Exercise details:
Copy the full set of lines exactly as given.

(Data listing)
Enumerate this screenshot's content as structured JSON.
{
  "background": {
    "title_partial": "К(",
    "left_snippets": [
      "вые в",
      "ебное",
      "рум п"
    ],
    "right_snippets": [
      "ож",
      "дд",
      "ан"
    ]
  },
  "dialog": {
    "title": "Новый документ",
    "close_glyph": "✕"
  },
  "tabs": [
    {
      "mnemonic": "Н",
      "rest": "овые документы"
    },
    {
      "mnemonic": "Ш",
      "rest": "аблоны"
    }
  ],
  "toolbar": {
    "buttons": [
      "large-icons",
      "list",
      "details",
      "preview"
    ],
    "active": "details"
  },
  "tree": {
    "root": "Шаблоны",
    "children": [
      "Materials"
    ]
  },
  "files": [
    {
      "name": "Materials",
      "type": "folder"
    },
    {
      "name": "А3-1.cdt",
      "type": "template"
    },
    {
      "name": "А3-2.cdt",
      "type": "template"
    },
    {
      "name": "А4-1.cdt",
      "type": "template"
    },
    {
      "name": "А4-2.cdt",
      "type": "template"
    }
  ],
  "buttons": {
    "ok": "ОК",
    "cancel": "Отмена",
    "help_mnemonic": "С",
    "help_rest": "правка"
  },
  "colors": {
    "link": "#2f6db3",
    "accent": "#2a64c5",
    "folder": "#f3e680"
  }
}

Problem solution:
Enumerate this screenshot's content as structured JSON.
{
  "background": {
    "title_partial": "К(",
    "left_snippets": [
      "вые в",
      "ебное",
      "рум п"
    ],
    "right_snippets": [
      "ож",
      "дд",
      "ан"
    ]
  },
  "dialog": {
    "title": "Новый документ",
    "close_glyph": "✕"
  },
  "tabs": [
    {
      "mnemonic": "Н",
      "rest": "овые документы"
    },
    {
      "mnemonic": "Ш",
      "rest": "аблоны"
    }
  ],
  "toolbar": {
    "buttons": [
      "large-icons",
      "list",
      "details",
      "preview"
    ],
    "active": "details"
  },
  "tree": {
    "root": "Шаблоны",
    "children": [
      "Materials"
    ]
  },
  "files": [
    {
      "name": "Materials",
      "type": "folder"
    },
    {
      "name": "А3-1.cdt",
      "type": "template"
    },
    {
      "name": "А3-2.cdt",
      "type": "template"
    },
    {
      "name": "А4-1.cdt",
      "type": "template"
    },
    {
      "name": "А4-2.cdt",
      "type": "template"
    }
  ],
  "buttons": {
    "ok": "ОК",
    "cancel": "Отмена",
    "help_mnemonic": "С",
    "help_rest": "правка"
  },
  "colors": {
    "link": "#2f6db3",
    "accent": "#2a64c5",
    "folder": "#f3e680"
  }
}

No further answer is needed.